◆ **Written instruction**
Word for word, restate every line of the material.

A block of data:
╔══

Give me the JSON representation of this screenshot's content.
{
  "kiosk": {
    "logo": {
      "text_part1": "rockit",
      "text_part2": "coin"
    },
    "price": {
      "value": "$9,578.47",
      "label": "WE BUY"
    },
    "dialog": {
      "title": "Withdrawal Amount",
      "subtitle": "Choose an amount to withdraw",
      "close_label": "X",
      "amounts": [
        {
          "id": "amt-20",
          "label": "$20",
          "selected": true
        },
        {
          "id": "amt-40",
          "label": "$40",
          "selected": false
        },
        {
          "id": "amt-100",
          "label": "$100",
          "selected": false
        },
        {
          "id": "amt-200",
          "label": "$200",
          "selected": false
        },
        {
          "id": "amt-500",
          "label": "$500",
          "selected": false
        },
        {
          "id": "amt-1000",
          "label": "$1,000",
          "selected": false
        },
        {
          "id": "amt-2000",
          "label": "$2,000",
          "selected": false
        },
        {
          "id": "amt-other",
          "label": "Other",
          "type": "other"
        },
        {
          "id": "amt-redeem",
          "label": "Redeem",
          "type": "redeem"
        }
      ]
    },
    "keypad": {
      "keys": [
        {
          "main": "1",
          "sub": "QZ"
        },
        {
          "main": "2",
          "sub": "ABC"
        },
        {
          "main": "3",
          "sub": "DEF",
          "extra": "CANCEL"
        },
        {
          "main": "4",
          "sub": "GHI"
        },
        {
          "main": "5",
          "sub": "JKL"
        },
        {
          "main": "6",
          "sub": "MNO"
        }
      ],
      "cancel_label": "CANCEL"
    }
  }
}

╚══

◆ **Exercise response**
Give me the JSON representation of this screenshot's content.
{
  "kiosk": {
    "logo": {
      "text_part1": "rockit",
      "text_part2": "coin"
    },
    "price": {
      "value": "$9,578.47",
      "label": "WE BUY"
    },
    "dialog": {
      "title": "Withdrawal Amount",
      "subtitle": "Choose an amount to withdraw",
      "close_label": "X",
      "amounts": [
        {
          "id": "amt-20",
          "label": "$20",
          "selected": true
        },
        {
          "id": "amt-40",
          "label": "$40",
          "selected": false
        },
        {
          "id": "amt-100",
          "label": "$100",
          "selected": false
        },
        {
          "id": "amt-200",
          "label": "$200",
          "selected": false
        },
        {
          "id": "amt-500",
          "label": "$500",
          "selected": false
        },
        {
          "id": "amt-1000",
          "label": "$1,000",
          "selected": false
        },
        {
          "id": "amt-2000",
          "label": "$2,000",
          "selected": false
        },
        {
          "id": "amt-other",
          "label": "Other",
          "type": "other"
        },
        {
          "id": "amt-redeem",
          "label": "Redeem",
          "type": "redeem"
        }
      ]
    },
    "keypad": {
      "keys": [
        {
          "main": "1",
          "sub": "QZ"
        },
        {
          "main": "2",
          "sub": "ABC"
        },
        {
          "main": "3",
          "sub": "DEF",
          "extra": "CANCEL"
        },
        {
          "main": "4",
          "sub": "GHI"
        },
        {
          "main": "5",
          "sub": "JKL"
        },
        {
          "main": "6",
          "sub": "MNO"
        }
      ],
      "cancel_label": "CANCEL"
    }
  }
}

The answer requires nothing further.